- Exercise brief
Return every record verbatim.

- Working data
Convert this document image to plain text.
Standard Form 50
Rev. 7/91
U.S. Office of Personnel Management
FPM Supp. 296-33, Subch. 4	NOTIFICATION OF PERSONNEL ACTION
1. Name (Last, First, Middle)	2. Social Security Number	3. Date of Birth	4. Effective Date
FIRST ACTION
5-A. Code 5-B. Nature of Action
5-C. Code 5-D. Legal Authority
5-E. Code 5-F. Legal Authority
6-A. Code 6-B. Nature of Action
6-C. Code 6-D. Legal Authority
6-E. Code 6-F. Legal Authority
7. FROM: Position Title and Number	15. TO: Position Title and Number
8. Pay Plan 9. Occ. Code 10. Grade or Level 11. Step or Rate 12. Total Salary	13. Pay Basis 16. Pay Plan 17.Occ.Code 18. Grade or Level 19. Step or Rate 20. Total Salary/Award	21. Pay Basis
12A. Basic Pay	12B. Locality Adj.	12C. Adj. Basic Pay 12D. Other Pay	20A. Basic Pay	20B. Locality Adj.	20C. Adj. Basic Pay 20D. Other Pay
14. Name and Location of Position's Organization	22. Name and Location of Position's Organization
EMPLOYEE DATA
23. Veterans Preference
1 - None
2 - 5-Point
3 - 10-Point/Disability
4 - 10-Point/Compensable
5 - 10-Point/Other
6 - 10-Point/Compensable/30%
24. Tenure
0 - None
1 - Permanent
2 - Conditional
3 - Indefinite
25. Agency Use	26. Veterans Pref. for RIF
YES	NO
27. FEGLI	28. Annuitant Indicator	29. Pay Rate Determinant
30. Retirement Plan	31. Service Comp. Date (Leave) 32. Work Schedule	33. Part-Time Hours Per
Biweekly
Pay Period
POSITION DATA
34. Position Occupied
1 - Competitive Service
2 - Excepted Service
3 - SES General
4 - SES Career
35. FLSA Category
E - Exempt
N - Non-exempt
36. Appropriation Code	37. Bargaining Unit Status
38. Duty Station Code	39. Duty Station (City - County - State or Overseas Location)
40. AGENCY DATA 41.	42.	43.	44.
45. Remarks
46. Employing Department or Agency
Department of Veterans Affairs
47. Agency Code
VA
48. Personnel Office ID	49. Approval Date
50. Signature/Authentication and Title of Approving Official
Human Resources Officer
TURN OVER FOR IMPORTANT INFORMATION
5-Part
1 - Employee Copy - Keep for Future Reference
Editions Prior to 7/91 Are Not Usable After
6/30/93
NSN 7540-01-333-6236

- Answer to this task
Convert this document image to plain text.
Standard Form 50
Rev. 7/91
U.S. Office of Personnel Management
FPM Supp. 296-33, Subch. 4	NOTIFICATION OF PERSONNEL ACTION
1. Name (Last, First, Middle)	2. Social Security Number	3. Date of Birth	4. Effective Date
FIRST ACTION
5-A. Code 5-B. Nature of Action
5-C. Code 5-D. Legal Authority
5-E. Code 5-F. Legal Authority
6-A. Code 6-B. Nature of Action
6-C. Code 6-D. Legal Authority
6-E. Code 6-F. Legal Authority
7. FROM: Position Title and Number	15. TO: Position Title and Number
8. Pay Plan 9. Occ. Code 10. Grade or Level 11. Step or Rate 12. Total Salary	13. Pay Basis 16. Pay Plan 17.Occ.Code 18. Grade or Level 19. Step or Rate 20. Total Salary/Award	21. Pay Basis
12A. Basic Pay	12B. Locality Adj.	12C. Adj. Basic Pay 12D. Other Pay	20A. Basic Pay	20B. Locality Adj.	20C. Adj. Basic Pay 20D. Other Pay
14. Name and Location of Position's Organization	22. Name and Location of Position's Organization
EMPLOYEE DATA
23. Veterans Preference
1 - None
2 - 5-Point
3 - 10-Point/Disability
4 - 10-Point/Compensable
5 - 10-Point/Other
6 - 10-Point/Compensable/30%
24. Tenure
0 - None
1 - Permanent
2 - Conditional
3 - Indefinite
25. Agency Use	26. Veterans Pref. for RIF
YES	NO
27. FEGLI	28. Annuitant Indicator	29. Pay Rate Determinant
30. Retirement Plan	31. Service Comp. Date (Leave) 32. Work Schedule	33. Part-Time Hours Per
Biweekly
Pay Period
POSITION DATA
34. Position Occupied
1 - Competitive Service
2 - Excepted Service
3 - SES General
4 - SES Career
35. FLSA Category
E - Exempt
N - Non-exempt
36. Appropriation Code	37. Bargaining Unit Status
38. Duty Station Code	39. Duty Station (City - County - State or Overseas Location)
40. AGENCY DATA 41.	42.	43.	44.
45. Remarks
46. Employing Department or Agency
Department of Veterans Affairs
47. Agency Code
VA
48. Personnel Office ID	49. Approval Date
50. Signature/Authentication and Title of Approving Official
Human Resources Officer
TURN OVER FOR IMPORTANT INFORMATION
5-Part
1 - Employee Copy - Keep for Future Reference
Editions Prior to 7/91 Are Not Usable After
6/30/93
NSN 7540-01-333-6236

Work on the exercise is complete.